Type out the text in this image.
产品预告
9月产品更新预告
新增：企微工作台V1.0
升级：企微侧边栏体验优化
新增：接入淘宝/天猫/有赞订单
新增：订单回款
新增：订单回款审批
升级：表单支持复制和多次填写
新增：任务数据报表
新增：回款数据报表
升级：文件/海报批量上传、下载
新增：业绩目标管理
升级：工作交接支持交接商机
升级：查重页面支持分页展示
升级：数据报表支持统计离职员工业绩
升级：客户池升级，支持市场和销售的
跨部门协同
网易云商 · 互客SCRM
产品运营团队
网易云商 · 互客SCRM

§ Request: Every line above should be written out again exactly as it stands.

§ Output of the exercise:
Type out the text in this image.
产品预告
9月产品更新预告
新增：企微工作台V1.0
升级：企微侧边栏体验优化
新增：接入淘宝/天猫/有赞订单
新增：订单回款
新增：订单回款审批
升级：表单支持复制和多次填写
新增：任务数据报表
新增：回款数据报表
升级：文件/海报批量上传、下载
新增：业绩目标管理
升级：工作交接支持交接商机
升级：查重页面支持分页展示
升级：数据报表支持统计离职员工业绩
升级：客户池升级，支持市场和销售的
跨部门协同
网易云商 · 互客SCRM
产品运营团队
网易云商 · 互客SCRM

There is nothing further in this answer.